§ What is needed
Look through the records below and collect all lines that hold the string "color".

Collection entries:
-=-=-
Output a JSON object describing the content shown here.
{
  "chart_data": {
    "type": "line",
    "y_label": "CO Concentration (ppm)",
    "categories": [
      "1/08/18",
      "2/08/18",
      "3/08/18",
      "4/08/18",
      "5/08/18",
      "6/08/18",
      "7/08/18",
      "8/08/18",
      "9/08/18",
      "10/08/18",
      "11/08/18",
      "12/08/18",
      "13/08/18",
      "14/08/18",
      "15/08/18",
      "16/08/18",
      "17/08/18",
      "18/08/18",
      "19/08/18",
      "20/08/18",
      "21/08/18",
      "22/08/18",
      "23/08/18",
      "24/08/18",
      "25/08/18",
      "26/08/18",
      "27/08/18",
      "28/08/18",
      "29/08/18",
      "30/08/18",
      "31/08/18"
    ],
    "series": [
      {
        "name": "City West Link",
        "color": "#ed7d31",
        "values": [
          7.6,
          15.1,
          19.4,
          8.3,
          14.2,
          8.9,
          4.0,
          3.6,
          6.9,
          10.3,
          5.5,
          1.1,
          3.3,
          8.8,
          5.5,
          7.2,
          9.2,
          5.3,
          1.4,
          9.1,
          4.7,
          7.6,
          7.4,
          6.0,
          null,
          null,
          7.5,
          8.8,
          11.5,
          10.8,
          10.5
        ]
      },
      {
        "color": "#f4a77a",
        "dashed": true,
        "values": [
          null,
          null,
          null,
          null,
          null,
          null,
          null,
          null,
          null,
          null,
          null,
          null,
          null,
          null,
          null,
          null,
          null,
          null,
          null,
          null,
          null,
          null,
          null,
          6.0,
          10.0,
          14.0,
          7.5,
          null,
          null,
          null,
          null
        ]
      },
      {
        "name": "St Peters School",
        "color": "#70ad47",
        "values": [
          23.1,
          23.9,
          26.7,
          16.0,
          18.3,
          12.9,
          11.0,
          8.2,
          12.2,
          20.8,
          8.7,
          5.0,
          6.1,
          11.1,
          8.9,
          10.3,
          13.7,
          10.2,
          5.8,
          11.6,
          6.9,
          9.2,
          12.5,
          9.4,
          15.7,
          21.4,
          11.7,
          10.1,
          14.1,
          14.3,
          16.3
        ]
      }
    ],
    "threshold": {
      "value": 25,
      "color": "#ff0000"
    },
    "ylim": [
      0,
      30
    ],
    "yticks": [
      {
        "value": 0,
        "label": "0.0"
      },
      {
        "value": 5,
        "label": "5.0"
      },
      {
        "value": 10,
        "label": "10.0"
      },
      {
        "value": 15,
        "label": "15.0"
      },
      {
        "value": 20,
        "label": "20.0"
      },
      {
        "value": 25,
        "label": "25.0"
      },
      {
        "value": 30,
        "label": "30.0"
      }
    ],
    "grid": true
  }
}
-=-=-
§ Completed task
        "color": "#ed7d31",
        "color": "#f4a77a",
        "color": "#70ad47",
      "color": "#ff0000"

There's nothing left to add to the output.